WHAT THE TASK REQUIRES |
Which lines hold the word "this"? Show each of them.

(Figure collection entries)

- - - - -

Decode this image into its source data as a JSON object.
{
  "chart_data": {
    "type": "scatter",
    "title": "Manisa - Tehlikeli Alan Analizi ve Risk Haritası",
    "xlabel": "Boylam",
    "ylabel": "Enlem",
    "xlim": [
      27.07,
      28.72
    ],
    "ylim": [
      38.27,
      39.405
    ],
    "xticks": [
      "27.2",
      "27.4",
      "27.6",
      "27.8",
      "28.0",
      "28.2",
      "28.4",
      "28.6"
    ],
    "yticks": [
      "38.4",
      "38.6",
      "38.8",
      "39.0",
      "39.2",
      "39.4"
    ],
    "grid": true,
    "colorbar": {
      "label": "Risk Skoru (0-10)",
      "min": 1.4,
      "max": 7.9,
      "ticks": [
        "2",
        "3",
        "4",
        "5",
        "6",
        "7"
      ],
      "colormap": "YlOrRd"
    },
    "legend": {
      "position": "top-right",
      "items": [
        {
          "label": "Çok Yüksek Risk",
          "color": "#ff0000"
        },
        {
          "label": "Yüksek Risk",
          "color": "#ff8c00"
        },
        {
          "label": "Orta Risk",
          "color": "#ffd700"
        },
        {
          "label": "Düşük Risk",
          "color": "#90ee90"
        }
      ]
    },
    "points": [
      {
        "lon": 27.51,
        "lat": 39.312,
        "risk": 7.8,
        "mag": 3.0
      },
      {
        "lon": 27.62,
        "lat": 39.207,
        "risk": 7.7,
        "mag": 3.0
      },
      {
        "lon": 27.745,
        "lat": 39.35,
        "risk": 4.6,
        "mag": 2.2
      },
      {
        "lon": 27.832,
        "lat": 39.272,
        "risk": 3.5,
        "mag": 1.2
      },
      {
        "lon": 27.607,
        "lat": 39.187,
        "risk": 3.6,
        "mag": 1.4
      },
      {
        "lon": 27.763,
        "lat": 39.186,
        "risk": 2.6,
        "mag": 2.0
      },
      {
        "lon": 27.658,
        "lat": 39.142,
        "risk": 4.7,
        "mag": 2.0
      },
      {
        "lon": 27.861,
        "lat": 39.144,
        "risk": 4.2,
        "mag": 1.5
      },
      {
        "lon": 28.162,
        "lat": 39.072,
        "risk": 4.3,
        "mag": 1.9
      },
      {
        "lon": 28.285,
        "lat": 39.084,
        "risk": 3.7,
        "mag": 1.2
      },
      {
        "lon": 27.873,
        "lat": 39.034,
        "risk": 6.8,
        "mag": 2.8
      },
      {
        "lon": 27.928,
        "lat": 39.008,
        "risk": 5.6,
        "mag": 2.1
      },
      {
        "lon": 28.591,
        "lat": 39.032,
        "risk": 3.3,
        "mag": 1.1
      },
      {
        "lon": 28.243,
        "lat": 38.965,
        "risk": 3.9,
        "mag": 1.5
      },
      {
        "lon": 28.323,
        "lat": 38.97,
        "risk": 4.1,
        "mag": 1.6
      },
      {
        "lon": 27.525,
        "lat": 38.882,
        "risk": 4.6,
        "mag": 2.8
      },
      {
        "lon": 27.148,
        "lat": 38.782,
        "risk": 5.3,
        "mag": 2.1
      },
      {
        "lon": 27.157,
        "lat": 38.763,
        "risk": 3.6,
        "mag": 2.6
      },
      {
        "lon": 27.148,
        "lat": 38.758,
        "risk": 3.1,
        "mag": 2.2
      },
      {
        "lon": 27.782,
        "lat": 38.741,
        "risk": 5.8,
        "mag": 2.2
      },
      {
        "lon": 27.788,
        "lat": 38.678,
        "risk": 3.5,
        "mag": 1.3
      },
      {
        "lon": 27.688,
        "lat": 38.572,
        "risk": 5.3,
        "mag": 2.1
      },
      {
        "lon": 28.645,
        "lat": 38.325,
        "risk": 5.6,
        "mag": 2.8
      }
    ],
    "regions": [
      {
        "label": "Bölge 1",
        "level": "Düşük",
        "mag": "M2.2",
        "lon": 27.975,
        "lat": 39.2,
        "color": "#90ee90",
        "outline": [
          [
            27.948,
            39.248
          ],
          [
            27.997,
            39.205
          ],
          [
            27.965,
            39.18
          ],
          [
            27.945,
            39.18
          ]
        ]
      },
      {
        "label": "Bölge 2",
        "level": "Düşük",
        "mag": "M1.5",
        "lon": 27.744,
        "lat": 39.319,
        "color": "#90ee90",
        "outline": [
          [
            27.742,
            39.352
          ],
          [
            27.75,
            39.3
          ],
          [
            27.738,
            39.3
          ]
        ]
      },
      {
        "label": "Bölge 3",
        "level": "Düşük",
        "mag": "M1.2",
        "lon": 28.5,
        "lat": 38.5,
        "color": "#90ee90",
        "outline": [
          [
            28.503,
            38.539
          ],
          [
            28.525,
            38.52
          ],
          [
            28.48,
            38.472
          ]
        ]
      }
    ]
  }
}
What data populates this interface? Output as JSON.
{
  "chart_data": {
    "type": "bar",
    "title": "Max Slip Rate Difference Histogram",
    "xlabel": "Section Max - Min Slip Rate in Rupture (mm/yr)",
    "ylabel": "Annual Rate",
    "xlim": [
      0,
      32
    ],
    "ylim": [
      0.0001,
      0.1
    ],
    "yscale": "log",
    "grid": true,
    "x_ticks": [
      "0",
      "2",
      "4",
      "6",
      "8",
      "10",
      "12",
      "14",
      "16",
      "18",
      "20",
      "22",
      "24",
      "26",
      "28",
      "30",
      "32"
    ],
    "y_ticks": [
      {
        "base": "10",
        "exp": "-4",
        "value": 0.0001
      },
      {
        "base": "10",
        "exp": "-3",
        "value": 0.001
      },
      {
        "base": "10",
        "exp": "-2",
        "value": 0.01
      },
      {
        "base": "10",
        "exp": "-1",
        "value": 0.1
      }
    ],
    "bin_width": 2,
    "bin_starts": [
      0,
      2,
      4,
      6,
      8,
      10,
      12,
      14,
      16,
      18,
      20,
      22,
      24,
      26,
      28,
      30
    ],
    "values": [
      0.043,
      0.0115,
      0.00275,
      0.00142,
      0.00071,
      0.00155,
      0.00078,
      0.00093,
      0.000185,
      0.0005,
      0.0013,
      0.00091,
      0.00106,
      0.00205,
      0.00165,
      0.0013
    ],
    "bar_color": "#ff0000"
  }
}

- - - - -

CORRECT RESULT |
Decode this image into its source data as a JSON object.
What data populates this interface? Output as JSON.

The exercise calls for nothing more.